*Task prompt*
The listing below should be copied in full, word for word.

*Data entries*
· · ·

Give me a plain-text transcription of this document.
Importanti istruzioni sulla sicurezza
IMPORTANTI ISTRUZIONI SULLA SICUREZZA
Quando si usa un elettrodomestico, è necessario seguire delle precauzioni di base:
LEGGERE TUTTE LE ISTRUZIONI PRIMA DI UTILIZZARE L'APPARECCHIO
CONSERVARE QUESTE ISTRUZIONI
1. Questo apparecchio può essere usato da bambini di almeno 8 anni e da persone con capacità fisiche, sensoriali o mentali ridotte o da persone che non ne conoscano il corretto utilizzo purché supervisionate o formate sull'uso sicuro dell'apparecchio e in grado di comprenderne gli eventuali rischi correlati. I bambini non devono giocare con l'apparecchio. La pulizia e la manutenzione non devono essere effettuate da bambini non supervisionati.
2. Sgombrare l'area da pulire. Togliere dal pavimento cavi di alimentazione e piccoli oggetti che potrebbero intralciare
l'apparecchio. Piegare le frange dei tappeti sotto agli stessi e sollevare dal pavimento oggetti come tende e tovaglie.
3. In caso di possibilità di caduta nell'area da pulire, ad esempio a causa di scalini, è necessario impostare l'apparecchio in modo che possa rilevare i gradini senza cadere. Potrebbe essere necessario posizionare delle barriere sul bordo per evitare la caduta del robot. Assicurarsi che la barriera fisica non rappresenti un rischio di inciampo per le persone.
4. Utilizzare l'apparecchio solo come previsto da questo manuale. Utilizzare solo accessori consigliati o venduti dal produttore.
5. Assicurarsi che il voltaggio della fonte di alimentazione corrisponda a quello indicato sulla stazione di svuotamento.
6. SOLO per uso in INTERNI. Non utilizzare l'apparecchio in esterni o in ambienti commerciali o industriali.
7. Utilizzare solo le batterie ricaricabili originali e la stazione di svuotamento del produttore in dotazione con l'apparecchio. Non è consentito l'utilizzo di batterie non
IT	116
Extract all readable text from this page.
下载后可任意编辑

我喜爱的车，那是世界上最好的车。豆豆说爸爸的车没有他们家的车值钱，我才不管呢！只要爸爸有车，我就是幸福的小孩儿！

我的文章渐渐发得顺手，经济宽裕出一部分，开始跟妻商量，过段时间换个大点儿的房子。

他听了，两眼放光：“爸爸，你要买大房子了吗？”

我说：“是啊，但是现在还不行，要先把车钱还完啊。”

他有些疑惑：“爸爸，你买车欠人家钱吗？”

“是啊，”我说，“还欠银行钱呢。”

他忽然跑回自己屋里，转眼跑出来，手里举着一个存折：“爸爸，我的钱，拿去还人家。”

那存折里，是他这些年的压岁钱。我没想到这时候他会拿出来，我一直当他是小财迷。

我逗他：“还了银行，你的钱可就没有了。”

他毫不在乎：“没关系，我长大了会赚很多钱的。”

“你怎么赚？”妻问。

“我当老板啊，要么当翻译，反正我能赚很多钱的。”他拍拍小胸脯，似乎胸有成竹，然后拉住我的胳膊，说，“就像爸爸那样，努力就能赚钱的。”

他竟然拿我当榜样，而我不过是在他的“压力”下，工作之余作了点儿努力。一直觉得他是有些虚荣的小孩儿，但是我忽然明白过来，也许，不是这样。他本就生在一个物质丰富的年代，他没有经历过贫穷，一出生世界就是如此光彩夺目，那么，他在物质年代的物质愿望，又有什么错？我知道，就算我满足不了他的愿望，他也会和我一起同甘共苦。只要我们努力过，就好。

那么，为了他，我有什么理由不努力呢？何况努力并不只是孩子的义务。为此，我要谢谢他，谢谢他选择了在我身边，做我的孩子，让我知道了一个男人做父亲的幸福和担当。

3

· · ·

*Correct answer*
Give me a plain-text transcription of this document.
Importanti istruzioni sulla sicurezza
IMPORTANTI ISTRUZIONI SULLA SICUREZZA
Quando si usa un elettrodomestico, è necessario seguire delle precauzioni di base:
LEGGERE TUTTE LE ISTRUZIONI PRIMA DI UTILIZZARE L'APPARECCHIO
CONSERVARE QUESTE ISTRUZIONI
1. Questo apparecchio può essere usato da bambini di almeno 8 anni e da persone con capacità fisiche, sensoriali o mentali ridotte o da persone che non ne conoscano il corretto utilizzo purché supervisionate o formate sull'uso sicuro dell'apparecchio e in grado di comprenderne gli eventuali rischi correlati. I bambini non devono giocare con l'apparecchio. La pulizia e la manutenzione non devono essere effettuate da bambini non supervisionati.
2. Sgombrare l'area da pulire. Togliere dal pavimento cavi di alimentazione e piccoli oggetti che potrebbero intralciare
l'apparecchio. Piegare le frange dei tappeti sotto agli stessi e sollevare dal pavimento oggetti come tende e tovaglie.
3. In caso di possibilità di caduta nell'area da pulire, ad esempio a causa di scalini, è necessario impostare l'apparecchio in modo che possa rilevare i gradini senza cadere. Potrebbe essere necessario posizionare delle barriere sul bordo per evitare la caduta del robot. Assicurarsi che la barriera fisica non rappresenti un rischio di inciampo per le persone.
4. Utilizzare l'apparecchio solo come previsto da questo manuale. Utilizzare solo accessori consigliati o venduti dal produttore.
5. Assicurarsi che il voltaggio della fonte di alimentazione corrisponda a quello indicato sulla stazione di svuotamento.
6. SOLO per uso in INTERNI. Non utilizzare l'apparecchio in esterni o in ambienti commerciali o industriali.
7. Utilizzare solo le batterie ricaricabili originali e la stazione di svuotamento del produttore in dotazione con l'apparecchio. Non è consentito l'utilizzo di batterie non
IT	116
Extract all readable text from this page.
下载后可任意编辑

我喜爱的车，那是世界上最好的车。豆豆说爸爸的车没有他们家的车值钱，我才不管呢！只要爸爸有车，我就是幸福的小孩儿！

我的文章渐渐发得顺手，经济宽裕出一部分，开始跟妻商量，过段时间换个大点儿的房子。

他听了，两眼放光：“爸爸，你要买大房子了吗？”

我说：“是啊，但是现在还不行，要先把车钱还完啊。”

他有些疑惑：“爸爸，你买车欠人家钱吗？”

“是啊，”我说，“还欠银行钱呢。”

他忽然跑回自己屋里，转眼跑出来，手里举着一个存折：“爸爸，我的钱，拿去还人家。”

那存折里，是他这些年的压岁钱。我没想到这时候他会拿出来，我一直当他是小财迷。

我逗他：“还了银行，你的钱可就没有了。”

他毫不在乎：“没关系，我长大了会赚很多钱的。”

“你怎么赚？”妻问。

“我当老板啊，要么当翻译，反正我能赚很多钱的。”他拍拍小胸脯，似乎胸有成竹，然后拉住我的胳膊，说，“就像爸爸那样，努力就能赚钱的。”

他竟然拿我当榜样，而我不过是在他的“压力”下，工作之余作了点儿努力。一直觉得他是有些虚荣的小孩儿，但是我忽然明白过来，也许，不是这样。他本就生在一个物质丰富的年代，他没有经历过贫穷，一出生世界就是如此光彩夺目，那么，他在物质年代的物质愿望，又有什么错？我知道，就算我满足不了他的愿望，他也会和我一起同甘共苦。只要我们努力过，就好。

那么，为了他，我有什么理由不努力呢？何况努力并不只是孩子的义务。为此，我要谢谢他，谢谢他选择了在我身边，做我的孩子，让我知道了一个男人做父亲的幸福和担当。

3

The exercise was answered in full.